Tasks to carry out:
[A] In the reader comments on Hamilton and Shakib below, why does the commenter posting at 19:21 GMT tell Bangladeshi fans to understand the context? Answer in one to three sentences.
[B] Carry on the reader comments about Hamilton and Shakib, starting right after the last line shown.

Extract to read:
= = = = =
Posted by   on (April 29, 2013, 22:25 GMT)

"If all their tours go as planned, they will play eight Tests this year and probably take up a position below Bangladesh. That is probably where they deserve to sit" I agree with your judgement an yes importance of Hamilton similar what Shakib to BD Team. But Shakib is a world class player in all forms where Hamilton needs find a ground in world cricket and has long way to go to achieve Shakib's stature !

Posted by   on (April 29, 2013, 19:21 GMT)

Moonda never compared teh playing abilities of Shakib and Hamiilton. He merely stressed the importance of them in their respective teams. Bangladeshi fans, kindly understand the context before becoming too touchey. Shakib is for sure a worldclass player. Hamilton has a long way to reach there.

Posted by Warm_Coffee on (April 29, 2013, 18:42 GMT)

Don't compare Hamilton to Shakib. Hamilton is a good attacking batsman but Shakib is a world class player and has been one of the best all-rounders in World Cricket for the last 3 years. In fact, he's one of the few that can play well in all forms. Once Kallis retires, Shakib looks very likely to dominate the all-round rankings in the next 10 years.

Posted by ZCFOutkast on (April 29, 2013, 18:37 GMT)
= = = = =
Source material:
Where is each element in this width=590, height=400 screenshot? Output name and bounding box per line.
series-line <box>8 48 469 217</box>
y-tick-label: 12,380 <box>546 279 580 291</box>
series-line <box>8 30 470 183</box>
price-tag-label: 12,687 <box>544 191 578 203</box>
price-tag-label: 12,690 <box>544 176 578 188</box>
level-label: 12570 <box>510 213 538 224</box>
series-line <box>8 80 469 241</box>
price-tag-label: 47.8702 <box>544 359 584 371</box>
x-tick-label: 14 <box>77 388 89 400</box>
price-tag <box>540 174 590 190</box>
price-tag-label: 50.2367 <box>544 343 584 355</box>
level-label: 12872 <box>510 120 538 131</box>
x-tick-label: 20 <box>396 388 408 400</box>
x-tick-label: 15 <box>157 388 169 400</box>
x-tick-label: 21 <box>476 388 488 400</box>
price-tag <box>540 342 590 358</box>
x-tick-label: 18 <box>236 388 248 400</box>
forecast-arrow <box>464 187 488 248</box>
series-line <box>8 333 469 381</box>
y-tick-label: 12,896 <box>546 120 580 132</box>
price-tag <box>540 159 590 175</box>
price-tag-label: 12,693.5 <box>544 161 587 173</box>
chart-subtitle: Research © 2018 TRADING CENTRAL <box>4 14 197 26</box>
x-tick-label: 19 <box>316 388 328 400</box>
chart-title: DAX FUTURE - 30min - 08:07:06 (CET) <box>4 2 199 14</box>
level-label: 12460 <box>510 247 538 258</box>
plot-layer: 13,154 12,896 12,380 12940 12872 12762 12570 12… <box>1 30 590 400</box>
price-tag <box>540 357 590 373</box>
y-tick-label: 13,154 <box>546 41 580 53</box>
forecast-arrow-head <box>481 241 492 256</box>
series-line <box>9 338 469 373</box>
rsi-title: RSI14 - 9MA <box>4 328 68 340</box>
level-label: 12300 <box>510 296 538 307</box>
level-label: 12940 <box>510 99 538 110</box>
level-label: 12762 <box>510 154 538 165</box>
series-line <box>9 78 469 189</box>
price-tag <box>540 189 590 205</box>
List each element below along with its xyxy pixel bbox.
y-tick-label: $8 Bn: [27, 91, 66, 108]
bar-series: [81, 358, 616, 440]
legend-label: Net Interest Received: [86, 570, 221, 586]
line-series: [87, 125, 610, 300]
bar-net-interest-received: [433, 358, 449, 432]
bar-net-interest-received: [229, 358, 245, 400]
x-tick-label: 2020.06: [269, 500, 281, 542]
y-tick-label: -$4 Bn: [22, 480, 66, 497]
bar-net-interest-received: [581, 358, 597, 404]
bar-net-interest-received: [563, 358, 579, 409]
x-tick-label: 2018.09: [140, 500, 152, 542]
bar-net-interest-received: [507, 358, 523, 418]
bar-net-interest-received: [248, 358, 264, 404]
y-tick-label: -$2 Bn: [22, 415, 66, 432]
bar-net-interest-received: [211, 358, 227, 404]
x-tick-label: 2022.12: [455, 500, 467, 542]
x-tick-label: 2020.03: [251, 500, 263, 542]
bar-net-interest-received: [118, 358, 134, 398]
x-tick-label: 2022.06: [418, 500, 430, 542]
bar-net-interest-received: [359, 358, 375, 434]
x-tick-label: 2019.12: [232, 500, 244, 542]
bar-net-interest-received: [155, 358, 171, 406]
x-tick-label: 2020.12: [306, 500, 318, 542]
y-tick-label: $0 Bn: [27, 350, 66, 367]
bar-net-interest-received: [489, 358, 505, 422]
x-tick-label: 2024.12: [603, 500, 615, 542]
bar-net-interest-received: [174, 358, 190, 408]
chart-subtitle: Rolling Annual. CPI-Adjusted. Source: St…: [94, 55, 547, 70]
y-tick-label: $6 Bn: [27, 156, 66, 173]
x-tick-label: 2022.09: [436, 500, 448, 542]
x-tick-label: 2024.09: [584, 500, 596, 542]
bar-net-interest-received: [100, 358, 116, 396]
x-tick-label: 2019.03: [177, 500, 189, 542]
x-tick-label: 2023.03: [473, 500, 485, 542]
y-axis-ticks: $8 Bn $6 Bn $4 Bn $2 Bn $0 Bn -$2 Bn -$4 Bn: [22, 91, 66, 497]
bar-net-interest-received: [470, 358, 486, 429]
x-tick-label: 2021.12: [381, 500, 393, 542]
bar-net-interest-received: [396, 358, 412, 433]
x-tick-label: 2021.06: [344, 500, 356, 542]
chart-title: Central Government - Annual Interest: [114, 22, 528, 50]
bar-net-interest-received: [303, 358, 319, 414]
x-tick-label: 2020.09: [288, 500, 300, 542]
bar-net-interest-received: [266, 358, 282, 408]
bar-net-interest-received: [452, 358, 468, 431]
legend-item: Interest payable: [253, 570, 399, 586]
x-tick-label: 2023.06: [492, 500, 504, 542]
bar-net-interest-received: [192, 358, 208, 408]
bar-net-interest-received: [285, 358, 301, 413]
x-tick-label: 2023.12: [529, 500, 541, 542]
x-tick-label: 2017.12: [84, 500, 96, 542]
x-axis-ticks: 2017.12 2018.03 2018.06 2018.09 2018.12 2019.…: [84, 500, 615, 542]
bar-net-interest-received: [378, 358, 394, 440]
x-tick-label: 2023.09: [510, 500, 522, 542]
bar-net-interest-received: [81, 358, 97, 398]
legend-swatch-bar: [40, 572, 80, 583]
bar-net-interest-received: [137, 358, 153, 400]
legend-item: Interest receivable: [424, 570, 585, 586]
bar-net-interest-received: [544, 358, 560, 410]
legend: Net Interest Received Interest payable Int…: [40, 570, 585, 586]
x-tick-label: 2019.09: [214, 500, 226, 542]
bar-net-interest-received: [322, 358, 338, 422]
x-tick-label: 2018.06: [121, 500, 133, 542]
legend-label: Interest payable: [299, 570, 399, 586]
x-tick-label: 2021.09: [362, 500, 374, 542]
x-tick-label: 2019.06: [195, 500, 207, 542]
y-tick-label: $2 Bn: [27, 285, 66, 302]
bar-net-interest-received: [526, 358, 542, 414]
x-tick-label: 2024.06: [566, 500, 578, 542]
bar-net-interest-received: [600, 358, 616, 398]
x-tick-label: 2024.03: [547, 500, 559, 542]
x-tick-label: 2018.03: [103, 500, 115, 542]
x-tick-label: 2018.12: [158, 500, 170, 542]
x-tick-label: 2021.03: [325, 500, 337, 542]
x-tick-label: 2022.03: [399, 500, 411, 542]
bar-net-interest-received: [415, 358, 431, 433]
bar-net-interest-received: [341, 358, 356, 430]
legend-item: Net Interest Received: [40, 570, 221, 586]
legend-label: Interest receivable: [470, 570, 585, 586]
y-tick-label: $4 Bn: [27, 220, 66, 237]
= = = = =
Written responses:
[A] Moonda never compared the playing abilities of Shakib and Hamilton. He only stressed how important each one is to his own team.

[B]
I disagree on Mutumbami Firdose. I like him(and Chakabva too), but against modest BD our batting was shown up. We mostly need to field once against top sides so we can afford to use Taylor as a keeper. This series has shown that we can't afford a specialist keeper who won't contribute the amount of runs Taylor can, even with the extra responsibility. Despite some dropped catches, Taylor pulled off a blinder. I'd imagine he wouldn't be that much sloppy with the gloves on.

I don't think his captaincy will improve much though. As long as he is scoring runs and the others do their job collectively they will paper over the cracks.

The manner in which Robiul(an Asian seamer) far outperformed Jarvis(wickets&economy) with the new ball, in all innings at his home ground was shocking. Made a mockery of our "superior" seam attack.

I'd rather have Waller's resolve&loyalty than Craig&Sean!! Mawoyo, Matsikenyeri, Waller, Hamilton, Sibanda, Taylor(wk), Chigumbura, Shingi, Utseya, Rainsford, Mpofu.

Posted by TwohedulAzam on (April 29, 2013, 18:23 GMT)

Well written but not well judged. The fact that Shakib returned from an injury after 3 months lay off was not considered, and hence his performance in the 1st test was justified. Apart from that Shakib has been the most consistent allrounder of the world and there was no doubt whether he will perform or not. The article tried to maintain a balance beetween the two team which is understandale by looking at their ranking in test cricket, however the extra line of putting Shakib and Hamilton in the same bracket was not needed (with all due respect to Hamilton, he is a fantastic batsman without a doubt).

Posted by mmorshed2k on (April 29, 2013, 17:00 GMT)

They are constantly unsure of whether even the relatively big names like Hamilton Masakadza or Shakib al Hasan will deliver.

So, Shakib = Hamilton? Okay.

Posted by TheRisingTeam on (April 29, 2013, 16:47 GMT)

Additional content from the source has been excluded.